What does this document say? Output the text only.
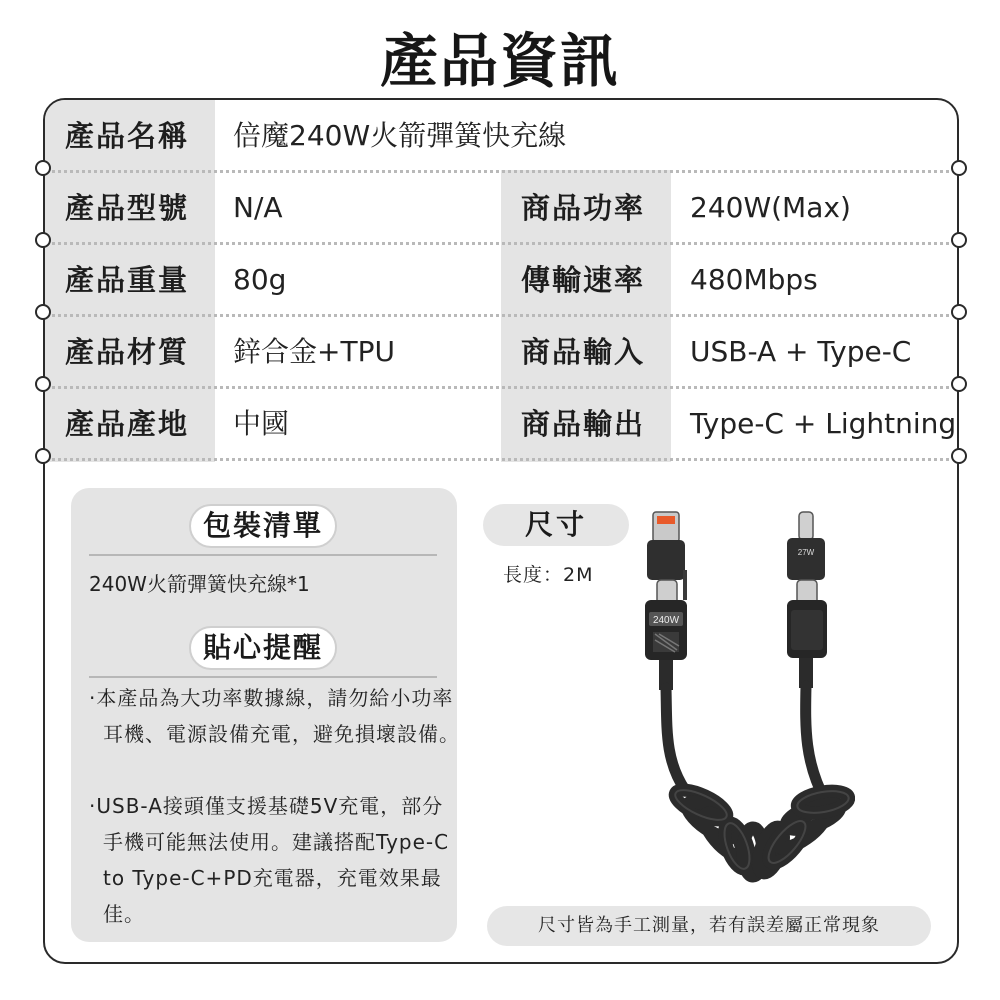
產品資訊
產品名稱 倍魔240W火箭彈簧快充線
產品型號 N/A	商品功率 240W(Max)
產品重量 80g	傳輸速率 480Mbps
產品材質 鋅合金+TPU	商品輸入 USB-A + Type-C
產品產地 中國	商品輸出 Type-C + Lightning
包裝清單
240W火箭彈簧快充線*1
貼心提醒
·本產品為大功率數據線，請勿給小功率耳機、電源設備充電，避免損壞設備。
·USB-A接頭僅支援基礎5V充電，部分手機可能無法使用。建議搭配Type-C to Type-C+PD充電器，充電效果最佳。
尺寸
長度：2M
尺寸皆為手工測量，若有誤差屬正常現象
240W
27W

§ **The request**
Omitting all images, retype each line of the records precisely.

§ **Finished answer**
What does this document say? Output the text only.
產品資訊
產品名稱 倍魔240W火箭彈簧快充線
產品型號 N/A	商品功率 240W(Max)
產品重量 80g	傳輸速率 480Mbps
產品材質 鋅合金+TPU	商品輸入 USB-A + Type-C
產品產地 中國	商品輸出 Type-C + Lightning
包裝清單
240W火箭彈簧快充線*1
貼心提醒
·本產品為大功率數據線，請勿給小功率耳機、電源設備充電，避免損壞設備。
·USB-A接頭僅支援基礎5V充電，部分手機可能無法使用。建議搭配Type-C to Type-C+PD充電器，充電效果最佳。
尺寸
長度：2M
尺寸皆為手工測量，若有誤差屬正常現象
240W
27W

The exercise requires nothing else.